(STATED PROBLEM): Copy the lines below word for word, but leave out the pictures.

(THE INPUT):
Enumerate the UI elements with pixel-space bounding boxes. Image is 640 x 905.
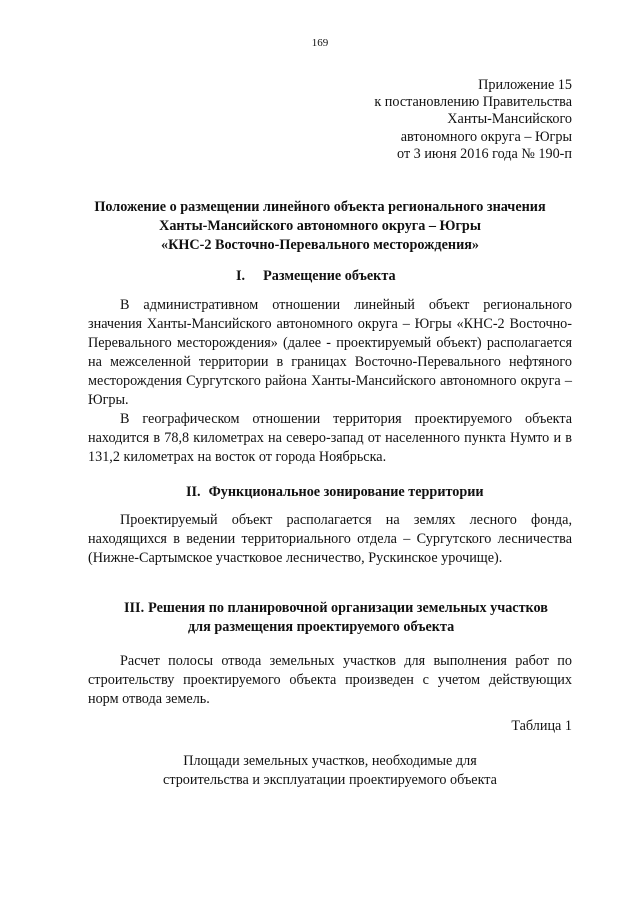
table-caption-line: Площади земельных участков, необходимые для — [183, 753, 477, 769]
section-2-heading — [186, 483, 484, 502]
section-2-number: II. — [186, 484, 201, 500]
section-1-body — [88, 296, 572, 467]
table-caption — [88, 752, 572, 790]
title-line: «КНС-2 Восточно-Перевального месторождения» — [160, 237, 480, 253]
document-title — [68, 198, 572, 255]
section-1-paragraph: В географическом отношении территория проектируемого объекта находится в 78,8 километрах на северо-запад от населенного пункта Нумто и в 131,2 километрах на восток от города Ноябрьска. — [88, 411, 572, 465]
section-3-title-line-1: Решения по планировочной организации земельных участков — [148, 600, 548, 616]
appendix-line: автономного округа – Югры — [400, 128, 572, 145]
appendix-line: от 3 июня 2016 года № 190-п — [397, 145, 572, 162]
appendix-reference — [374, 77, 572, 163]
section-3-number: III. — [124, 600, 145, 616]
section-1-title: Размещение объекта — [263, 268, 396, 284]
section-3-heading — [124, 599, 584, 637]
title-line: Положение о размещении линейного объекта регионального значения — [94, 199, 546, 215]
section-2-body — [88, 511, 572, 568]
title-line: Ханты-Мансийского автономного округа – Югры — [159, 218, 481, 234]
section-2-title: Функциональное зонирование территории — [208, 484, 484, 500]
table-caption-line: строительства и эксплуатации проектируемого объекта — [163, 772, 497, 788]
section-3-paragraph: Расчет полосы отвода земельных участков для выполнения работ по строительству проектируемого объекта произведен с учетом действующих норм отвода земель. — [88, 653, 572, 707]
appendix-line: Приложение 15 — [478, 77, 572, 93]
appendix-line: к постановлению Правительства — [374, 94, 572, 111]
page-number: 169 — [311, 37, 329, 49]
section-3-body — [88, 652, 572, 709]
appendix-line: Ханты-Мансийского — [447, 111, 572, 128]
section-1-number: I. — [236, 268, 246, 284]
section-3-title-line-2: для размещения проектируемого объекта — [188, 619, 455, 635]
section-2-paragraph: Проектируемый объект располагается на землях лесного фонда, находящихся в ведении территориального отдела – Сургутского лесничества (Нижне-Сартымское участковое лесничество, Рускинское урочище). — [88, 512, 572, 566]
table-label: Таблица 1 — [511, 718, 572, 734]
section-1-heading — [236, 267, 396, 286]
section-1-paragraph: В административном отношении линейный объект регионального значения Ханты-Мансийского автономного округа – Югры «КНС-2 Восточно-Перевального месторождения» (далее - проектируемый объект) располагается на межселенной территории в границах Восточно-Перевального нефтяного месторождения Сургутского района Ханты-Мансийского автономного округа – Югры. — [88, 297, 572, 408]
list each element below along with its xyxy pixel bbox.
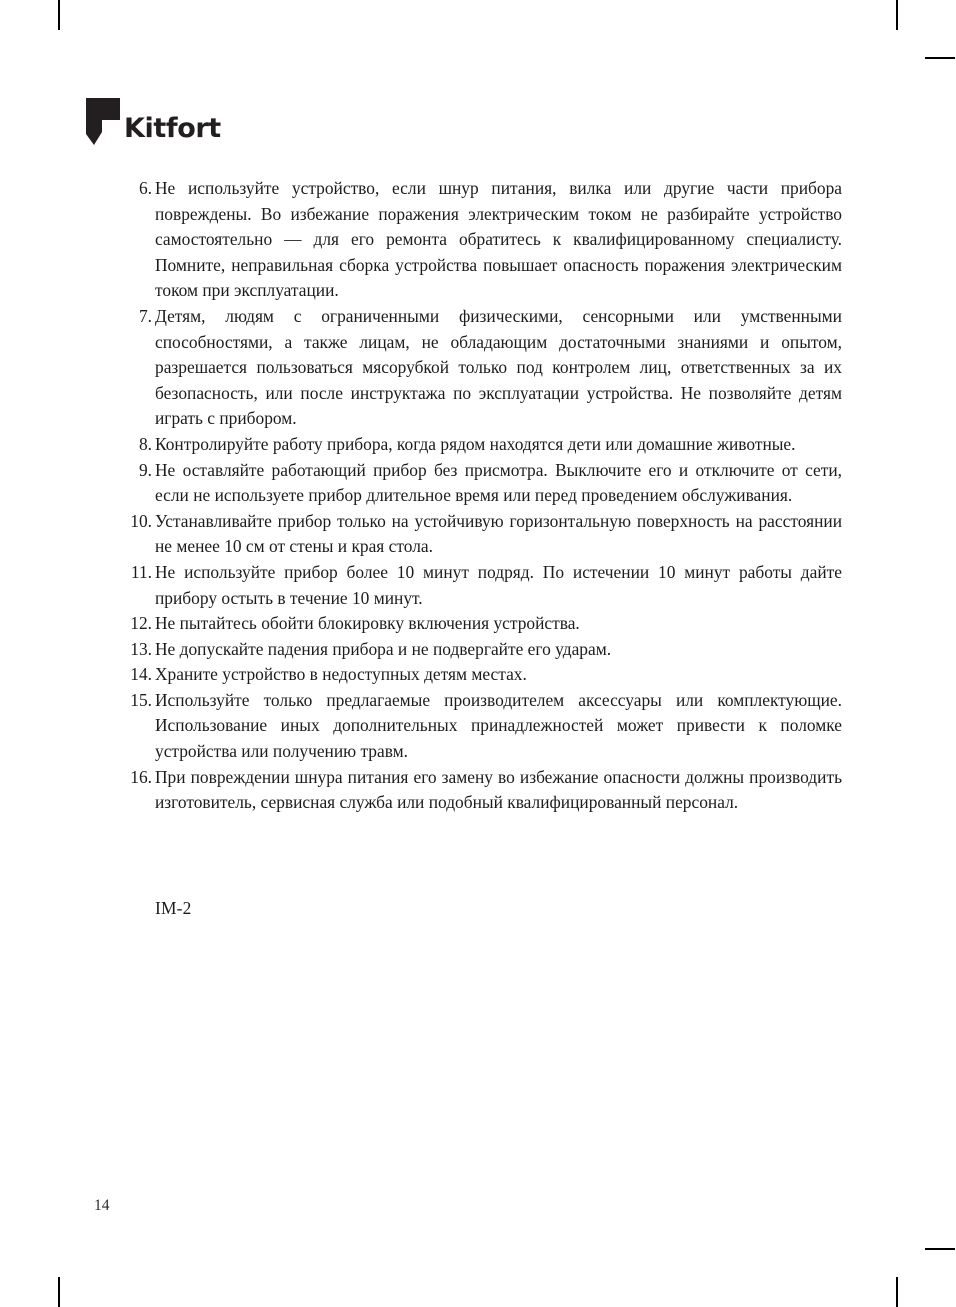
list-item [128, 611, 842, 637]
list-item-marker: 15. [130, 689, 152, 710]
list-item-text: Не оставляйте работающий прибор без присмотра. Выключите его и отключите от сети, если не используете прибор длительное время или перед проведением обслуживания. [155, 459, 842, 506]
list-item-text: Не используйте устройство, если шнур питания, вилка или другие части прибора повреждены. Во избежание поражения электрическим током не разбирайте устройство самостоятельно — для его ремонта обратитесь к квалифицированному специалисту. Помните, неправильная сборка устройства повышает опасность поражения электрическим током при эксплуатации. [155, 178, 842, 301]
list-item [128, 458, 842, 509]
list-item-marker: 6. [138, 178, 152, 198]
list-item-marker: 7. [138, 305, 152, 326]
list-item-marker: 10. [130, 510, 152, 531]
list-item-text: Устанавливайте прибор только на устойчивую горизонтальную поверхность на расстоянии не менее 10 см от стены и края стола. [155, 510, 842, 557]
list-item-text: Не допускайте падения прибора и не подвергайте его ударам. [155, 638, 612, 659]
brand-name: Kitfort [124, 113, 221, 144]
list-item-marker: 12. [130, 613, 152, 634]
list-item-text: Храните устройство в недоступных детям местах. [155, 664, 527, 685]
list-item [128, 432, 842, 458]
list-item-text: Не пытайтесь обойти блокировку включения устройства. [155, 613, 580, 634]
list-item-marker: 8. [138, 433, 152, 454]
list-item-marker: 9. [138, 459, 152, 480]
list-item [128, 560, 842, 611]
list-item-text: Детям, людям с ограниченными физическими, сенсорными или умственными способностями, а также лицам, не обладающим достаточными знаниями и опытом, разрешается пользоваться мясорубкой только под контролем лиц, ответственных за их безопасность, или после инструктажа по эксплуатации устройства. Не позволяйте детям играть с прибором. [155, 305, 842, 429]
list-item-text: При повреждении шнура питания его замену во избежание опасности должны производить изготовитель, сервисная служба или подобный квалифицированный персонал. [155, 766, 842, 813]
list-item-marker: 14. [130, 664, 152, 685]
list-item-text: Контролируйте работу прибора, когда рядом находятся дети или домашние животные. [155, 433, 796, 454]
list-item-marker: 16. [130, 766, 152, 787]
list-item [128, 509, 842, 560]
safety-instructions-list [128, 176, 842, 816]
page-number: 14 [94, 1197, 110, 1214]
list-item-text: Не используйте прибор более 10 минут подряд. По истечении 10 минут работы дайте прибору остыть в течение 10 минут. [155, 561, 842, 608]
document-code: IM-2 [155, 898, 192, 918]
brand-logo [86, 96, 221, 148]
list-item-marker: 11. [130, 561, 152, 582]
kitfort-flag-logo-icon [86, 98, 120, 148]
list-item [128, 637, 842, 663]
list-item-marker: 13. [130, 638, 152, 659]
list-item [128, 304, 842, 432]
list-item [128, 662, 842, 688]
list-item-text: Используйте только предлагаемые производителем аксессуары или комплектующие. Использование иных дополнительных принадлежностей может привести к поломке устройства или получению травм. [155, 689, 842, 762]
list-item [128, 765, 842, 816]
list-item [128, 176, 842, 304]
list-item [128, 688, 842, 765]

(CORRECT RESULT):
Enumerate the UI elements with pixel-space bounding boxes. Image is 640 x 905.
table-caption-line: Площади земельных участков, необходимые для — [183, 753, 477, 769]
section-2-heading — [186, 483, 484, 502]
section-2-number: II. — [186, 484, 201, 500]
section-1-body — [88, 296, 572, 467]
table-caption — [88, 752, 572, 790]
title-line: «КНС-2 Восточно-Перевального месторождения» — [160, 237, 480, 253]
document-title — [68, 198, 572, 255]
section-1-paragraph: В географическом отношении территория проектируемого объекта находится в 78,8 километрах на северо-запад от населенного пункта Нумто и в 131,2 километрах на восток от города Ноябрьска. — [88, 411, 572, 465]
section-3-title-line-1: Решения по планировочной организации земельных участков — [148, 600, 548, 616]
appendix-line: автономного округа – Югры — [400, 128, 572, 145]
appendix-line: от 3 июня 2016 года № 190-п — [397, 145, 572, 162]
appendix-reference — [374, 77, 572, 163]
section-3-number: III. — [124, 600, 145, 616]
section-1-title: Размещение объекта — [263, 268, 396, 284]
section-3-heading — [124, 599, 584, 637]
title-line: Положение о размещении линейного объекта регионального значения — [94, 199, 546, 215]
section-2-body — [88, 511, 572, 568]
title-line: Ханты-Мансийского автономного округа – Югры — [159, 218, 481, 234]
section-2-title: Функциональное зонирование территории — [208, 484, 484, 500]
table-caption-line: строительства и эксплуатации проектируемого объекта — [163, 772, 497, 788]
section-3-paragraph: Расчет полосы отвода земельных участков для выполнения работ по строительству проектируемого объекта произведен с учетом действующих норм отвода земель. — [88, 653, 572, 707]
appendix-line: Приложение 15 — [478, 77, 572, 93]
appendix-line: к постановлению Правительства — [374, 94, 572, 111]
page-number: 169 — [311, 37, 329, 49]
section-3-body — [88, 652, 572, 709]
appendix-line: Ханты-Мансийского — [447, 111, 572, 128]
section-1-number: I. — [236, 268, 246, 284]
section-3-title-line-2: для размещения проектируемого объекта — [188, 619, 455, 635]
section-2-paragraph: Проектируемый объект располагается на землях лесного фонда, находящихся в ведении территориального отдела – Сургутского лесничества (Нижне-Сартымское участковое лесничество, Рускинское урочище). — [88, 512, 572, 566]
table-label: Таблица 1 — [511, 718, 572, 734]
section-1-heading — [236, 267, 396, 286]
section-1-paragraph: В административном отношении линейный объект регионального значения Ханты-Мансийского автономного округа – Югры «КНС-2 Восточно-Перевального месторождения» (далее - проектируемый объект) располагается на межселенной территории в границах Восточно-Перевального нефтяного месторождения Сургутского района Ханты-Мансийского автономного округа – Югры. — [88, 297, 572, 408]
list each element below along with its xyxy pixel bbox.
list-item [128, 611, 842, 637]
list-item-marker: 15. [130, 689, 152, 710]
list-item-text: Не оставляйте работающий прибор без присмотра. Выключите его и отключите от сети, если не используете прибор длительное время или перед проведением обслуживания. [155, 459, 842, 506]
list-item-text: Не используйте устройство, если шнур питания, вилка или другие части прибора повреждены. Во избежание поражения электрическим током не разбирайте устройство самостоятельно — для его ремонта обратитесь к квалифицированному специалисту. Помните, неправильная сборка устройства повышает опасность поражения электрическим током при эксплуатации. [155, 178, 842, 301]
list-item [128, 458, 842, 509]
list-item-marker: 6. [138, 178, 152, 198]
list-item-marker: 7. [138, 305, 152, 326]
list-item-marker: 10. [130, 510, 152, 531]
list-item-text: Устанавливайте прибор только на устойчивую горизонтальную поверхность на расстоянии не менее 10 см от стены и края стола. [155, 510, 842, 557]
list-item-text: Не допускайте падения прибора и не подвергайте его ударам. [155, 638, 612, 659]
brand-name: Kitfort [124, 113, 221, 144]
list-item-marker: 12. [130, 613, 152, 634]
list-item-text: Храните устройство в недоступных детям местах. [155, 664, 527, 685]
list-item [128, 432, 842, 458]
list-item-text: Не пытайтесь обойти блокировку включения устройства. [155, 613, 580, 634]
list-item-marker: 8. [138, 433, 152, 454]
list-item-marker: 9. [138, 459, 152, 480]
list-item [128, 560, 842, 611]
list-item-text: Детям, людям с ограниченными физическими, сенсорными или умственными способностями, а также лицам, не обладающим достаточными знаниями и опытом, разрешается пользоваться мясорубкой только под контролем лиц, ответственных за их безопасность, или после инструктажа по эксплуатации устройства. Не позволяйте детям играть с прибором. [155, 305, 842, 429]
list-item-text: При повреждении шнура питания его замену во избежание опасности должны производить изготовитель, сервисная служба или подобный квалифицированный персонал. [155, 766, 842, 813]
list-item-marker: 14. [130, 664, 152, 685]
list-item-text: Контролируйте работу прибора, когда рядом находятся дети или домашние животные. [155, 433, 796, 454]
list-item-marker: 16. [130, 766, 152, 787]
list-item [128, 509, 842, 560]
safety-instructions-list [128, 176, 842, 816]
page-number: 14 [94, 1197, 110, 1214]
list-item-text: Не используйте прибор более 10 минут подряд. По истечении 10 минут работы дайте прибору остыть в течение 10 минут. [155, 561, 842, 608]
document-code: IM-2 [155, 898, 192, 918]
brand-logo [86, 96, 221, 148]
list-item-marker: 11. [130, 561, 152, 582]
kitfort-flag-logo-icon [86, 98, 120, 148]
list-item [128, 637, 842, 663]
list-item-marker: 13. [130, 638, 152, 659]
list-item [128, 304, 842, 432]
list-item [128, 662, 842, 688]
list-item-text: Используйте только предлагаемые производителем аксессуары или комплектующие. Использование иных дополнительных принадлежностей может привести к поломке устройства или получению травм. [155, 689, 842, 762]
list-item [128, 765, 842, 816]
list-item [128, 176, 842, 304]
list-item [128, 688, 842, 765]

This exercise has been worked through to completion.